### [PROBLEM STATEMENT]
Can all of these lines be returned exactly?

### [Dataset items]
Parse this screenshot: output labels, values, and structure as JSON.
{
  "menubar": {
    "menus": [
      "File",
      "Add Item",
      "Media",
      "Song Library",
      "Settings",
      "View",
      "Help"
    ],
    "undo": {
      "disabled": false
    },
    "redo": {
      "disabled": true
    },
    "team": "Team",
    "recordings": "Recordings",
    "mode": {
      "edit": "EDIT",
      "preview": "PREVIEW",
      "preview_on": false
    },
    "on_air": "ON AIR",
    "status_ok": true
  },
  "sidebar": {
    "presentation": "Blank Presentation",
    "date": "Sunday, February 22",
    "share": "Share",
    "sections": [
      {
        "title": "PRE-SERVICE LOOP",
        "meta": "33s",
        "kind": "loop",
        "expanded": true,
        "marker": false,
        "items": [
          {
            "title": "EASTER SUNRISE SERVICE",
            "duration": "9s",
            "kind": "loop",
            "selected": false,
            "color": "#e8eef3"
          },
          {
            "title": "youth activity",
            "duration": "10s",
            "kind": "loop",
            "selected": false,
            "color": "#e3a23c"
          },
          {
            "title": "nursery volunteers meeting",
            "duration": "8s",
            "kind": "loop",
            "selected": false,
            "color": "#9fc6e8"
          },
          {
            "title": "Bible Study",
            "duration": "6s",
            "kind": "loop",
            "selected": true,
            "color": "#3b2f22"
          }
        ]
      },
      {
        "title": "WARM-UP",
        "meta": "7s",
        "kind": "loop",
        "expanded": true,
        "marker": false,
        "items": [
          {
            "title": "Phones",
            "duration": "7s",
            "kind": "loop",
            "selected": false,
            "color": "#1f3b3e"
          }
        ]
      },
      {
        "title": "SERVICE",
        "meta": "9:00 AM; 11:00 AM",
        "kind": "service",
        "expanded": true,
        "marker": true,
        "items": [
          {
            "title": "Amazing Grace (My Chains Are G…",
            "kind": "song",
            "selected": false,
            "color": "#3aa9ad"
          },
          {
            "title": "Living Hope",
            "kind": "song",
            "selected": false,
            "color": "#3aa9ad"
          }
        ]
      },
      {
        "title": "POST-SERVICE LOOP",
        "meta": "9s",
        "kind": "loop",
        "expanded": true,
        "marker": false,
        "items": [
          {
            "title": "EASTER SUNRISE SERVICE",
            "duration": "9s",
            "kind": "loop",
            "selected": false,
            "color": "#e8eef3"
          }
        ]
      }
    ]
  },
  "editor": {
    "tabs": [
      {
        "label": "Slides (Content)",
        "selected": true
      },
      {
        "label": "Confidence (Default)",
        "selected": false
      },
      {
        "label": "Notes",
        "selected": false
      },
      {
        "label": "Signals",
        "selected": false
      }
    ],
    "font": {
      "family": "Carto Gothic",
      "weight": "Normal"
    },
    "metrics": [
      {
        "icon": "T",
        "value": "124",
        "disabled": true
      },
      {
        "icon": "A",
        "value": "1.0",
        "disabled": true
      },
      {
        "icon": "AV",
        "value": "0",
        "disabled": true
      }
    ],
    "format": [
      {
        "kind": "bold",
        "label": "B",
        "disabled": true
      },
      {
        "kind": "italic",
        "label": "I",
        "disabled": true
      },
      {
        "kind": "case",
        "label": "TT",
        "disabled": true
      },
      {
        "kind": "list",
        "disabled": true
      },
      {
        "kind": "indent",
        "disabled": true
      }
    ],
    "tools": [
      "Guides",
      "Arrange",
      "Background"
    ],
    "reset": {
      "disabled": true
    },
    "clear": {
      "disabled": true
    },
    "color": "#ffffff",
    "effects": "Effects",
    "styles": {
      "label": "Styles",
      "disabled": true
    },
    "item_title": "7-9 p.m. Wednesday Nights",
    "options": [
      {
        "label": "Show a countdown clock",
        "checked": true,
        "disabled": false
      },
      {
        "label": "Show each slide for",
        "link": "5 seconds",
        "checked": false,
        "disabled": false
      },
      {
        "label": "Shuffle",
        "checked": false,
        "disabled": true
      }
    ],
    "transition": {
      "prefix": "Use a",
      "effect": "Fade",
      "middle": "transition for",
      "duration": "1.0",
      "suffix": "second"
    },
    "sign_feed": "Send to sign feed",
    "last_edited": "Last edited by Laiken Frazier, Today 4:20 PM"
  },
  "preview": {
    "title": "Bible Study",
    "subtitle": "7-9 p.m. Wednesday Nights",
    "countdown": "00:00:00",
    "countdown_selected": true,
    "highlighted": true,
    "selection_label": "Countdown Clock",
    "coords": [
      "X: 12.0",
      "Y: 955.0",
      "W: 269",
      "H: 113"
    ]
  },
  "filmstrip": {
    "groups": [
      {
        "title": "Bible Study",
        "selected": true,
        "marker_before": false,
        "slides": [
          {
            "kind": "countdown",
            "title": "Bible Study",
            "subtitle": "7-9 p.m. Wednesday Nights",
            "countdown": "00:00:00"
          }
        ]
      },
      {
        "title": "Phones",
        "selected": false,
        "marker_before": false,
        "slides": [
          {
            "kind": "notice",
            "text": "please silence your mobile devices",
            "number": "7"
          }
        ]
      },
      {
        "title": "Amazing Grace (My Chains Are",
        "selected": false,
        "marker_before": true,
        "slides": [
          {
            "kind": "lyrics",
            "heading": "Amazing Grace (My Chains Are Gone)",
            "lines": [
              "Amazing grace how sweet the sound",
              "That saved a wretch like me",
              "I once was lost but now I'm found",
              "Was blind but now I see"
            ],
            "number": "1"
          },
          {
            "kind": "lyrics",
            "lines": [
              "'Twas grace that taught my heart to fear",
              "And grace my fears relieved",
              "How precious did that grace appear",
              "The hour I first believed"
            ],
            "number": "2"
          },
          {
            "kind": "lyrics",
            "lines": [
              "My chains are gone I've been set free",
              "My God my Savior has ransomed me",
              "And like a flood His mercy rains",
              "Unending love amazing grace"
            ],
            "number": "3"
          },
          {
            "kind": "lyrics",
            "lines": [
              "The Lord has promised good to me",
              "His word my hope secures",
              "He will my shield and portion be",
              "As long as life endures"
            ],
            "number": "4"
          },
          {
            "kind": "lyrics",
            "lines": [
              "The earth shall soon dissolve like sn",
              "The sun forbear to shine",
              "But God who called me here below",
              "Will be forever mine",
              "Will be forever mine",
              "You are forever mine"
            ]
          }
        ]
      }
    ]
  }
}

### [SOLUTION TO THIS PROBLEM]
Parse this screenshot: output labels, values, and structure as JSON.
{
  "menubar": {
    "menus": [
      "File",
      "Add Item",
      "Media",
      "Song Library",
      "Settings",
      "View",
      "Help"
    ],
    "undo": {
      "disabled": false
    },
    "redo": {
      "disabled": true
    },
    "team": "Team",
    "recordings": "Recordings",
    "mode": {
      "edit": "EDIT",
      "preview": "PREVIEW",
      "preview_on": false
    },
    "on_air": "ON AIR",
    "status_ok": true
  },
  "sidebar": {
    "presentation": "Blank Presentation",
    "date": "Sunday, February 22",
    "share": "Share",
    "sections": [
      {
        "title": "PRE-SERVICE LOOP",
        "meta": "33s",
        "kind": "loop",
        "expanded": true,
        "marker": false,
        "items": [
          {
            "title": "EASTER SUNRISE SERVICE",
            "duration": "9s",
            "kind": "loop",
            "selected": false,
            "color": "#e8eef3"
          },
          {
            "title": "youth activity",
            "duration": "10s",
            "kind": "loop",
            "selected": false,
            "color": "#e3a23c"
          },
          {
            "title": "nursery volunteers meeting",
            "duration": "8s",
            "kind": "loop",
            "selected": false,
            "color": "#9fc6e8"
          },
          {
            "title": "Bible Study",
            "duration": "6s",
            "kind": "loop",
            "selected": true,
            "color": "#3b2f22"
          }
        ]
      },
      {
        "title": "WARM-UP",
        "meta": "7s",
        "kind": "loop",
        "expanded": true,
        "marker": false,
        "items": [
          {
            "title": "Phones",
            "duration": "7s",
            "kind": "loop",
            "selected": false,
            "color": "#1f3b3e"
          }
        ]
      },
      {
        "title": "SERVICE",
        "meta": "9:00 AM; 11:00 AM",
        "kind": "service",
        "expanded": true,
        "marker": true,
        "items": [
          {
            "title": "Amazing Grace (My Chains Are G…",
            "kind": "song",
            "selected": false,
            "color": "#3aa9ad"
          },
          {
            "title": "Living Hope",
            "kind": "song",
            "selected": false,
            "color": "#3aa9ad"
          }
        ]
      },
      {
        "title": "POST-SERVICE LOOP",
        "meta": "9s",
        "kind": "loop",
        "expanded": true,
        "marker": false,
        "items": [
          {
            "title": "EASTER SUNRISE SERVICE",
            "duration": "9s",
            "kind": "loop",
            "selected": false,
            "color": "#e8eef3"
          }
        ]
      }
    ]
  },
  "editor": {
    "tabs": [
      {
        "label": "Slides (Content)",
        "selected": true
      },
      {
        "label": "Confidence (Default)",
        "selected": false
      },
      {
        "label": "Notes",
        "selected": false
      },
      {
        "label": "Signals",
        "selected": false
      }
    ],
    "font": {
      "family": "Carto Gothic",
      "weight": "Normal"
    },
    "metrics": [
      {
        "icon": "T",
        "value": "124",
        "disabled": true
      },
      {
        "icon": "A",
        "value": "1.0",
        "disabled": true
      },
      {
        "icon": "AV",
        "value": "0",
        "disabled": true
      }
    ],
    "format": [
      {
        "kind": "bold",
        "label": "B",
        "disabled": true
      },
      {
        "kind": "italic",
        "label": "I",
        "disabled": true
      },
      {
        "kind": "case",
        "label": "TT",
        "disabled": true
      },
      {
        "kind": "list",
        "disabled": true
      },
      {
        "kind": "indent",
        "disabled": true
      }
    ],
    "tools": [
      "Guides",
      "Arrange",
      "Background"
    ],
    "reset": {
      "disabled": true
    },
    "clear": {
      "disabled": true
    },
    "color": "#ffffff",
    "effects": "Effects",
    "styles": {
      "label": "Styles",
      "disabled": true
    },
    "item_title": "7-9 p.m. Wednesday Nights",
    "options": [
      {
        "label": "Show a countdown clock",
        "checked": true,
        "disabled": false
      },
      {
        "label": "Show each slide for",
        "link": "5 seconds",
        "checked": false,
        "disabled": false
      },
      {
        "label": "Shuffle",
        "checked": false,
        "disabled": true
      }
    ],
    "transition": {
      "prefix": "Use a",
      "effect": "Fade",
      "middle": "transition for",
      "duration": "1.0",
      "suffix": "second"
    },
    "sign_feed": "Send to sign feed",
    "last_edited": "Last edited by Laiken Frazier, Today 4:20 PM"
  },
  "preview": {
    "title": "Bible Study",
    "subtitle": "7-9 p.m. Wednesday Nights",
    "countdown": "00:00:00",
    "countdown_selected": true,
    "highlighted": true,
    "selection_label": "Countdown Clock",
    "coords": [
      "X: 12.0",
      "Y: 955.0",
      "W: 269",
      "H: 113"
    ]
  },
  "filmstrip": {
    "groups": [
      {
        "title": "Bible Study",
        "selected": true,
        "marker_before": false,
        "slides": [
          {
            "kind": "countdown",
            "title": "Bible Study",
            "subtitle": "7-9 p.m. Wednesday Nights",
            "countdown": "00:00:00"
          }
        ]
      },
      {
        "title": "Phones",
        "selected": false,
        "marker_before": false,
        "slides": [
          {
            "kind": "notice",
            "text": "please silence your mobile devices",
            "number": "7"
          }
        ]
      },
      {
        "title": "Amazing Grace (My Chains Are",
        "selected": false,
        "marker_before": true,
        "slides": [
          {
            "kind": "lyrics",
            "heading": "Amazing Grace (My Chains Are Gone)",
            "lines": [
              "Amazing grace how sweet the sound",
              "That saved a wretch like me",
              "I once was lost but now I'm found",
              "Was blind but now I see"
            ],
            "number": "1"
          },
          {
            "kind": "lyrics",
            "lines": [
              "'Twas grace that taught my heart to fear",
              "And grace my fears relieved",
              "How precious did that grace appear",
              "The hour I first believed"
            ],
            "number": "2"
          },
          {
            "kind": "lyrics",
            "lines": [
              "My chains are gone I've been set free",
              "My God my Savior has ransomed me",
              "And like a flood His mercy rains",
              "Unending love amazing grace"
            ],
            "number": "3"
          },
          {
            "kind": "lyrics",
            "lines": [
              "The Lord has promised good to me",
              "His word my hope secures",
              "He will my shield and portion be",
              "As long as life endures"
            ],
            "number": "4"
          },
          {
            "kind": "lyrics",
            "lines": [
              "The earth shall soon dissolve like sn",
              "The sun forbear to shine",
              "But God who called me here below",
              "Will be forever mine",
              "Will be forever mine",
              "You are forever mine"
            ]
          }
        ]
      }
    ]
  }
}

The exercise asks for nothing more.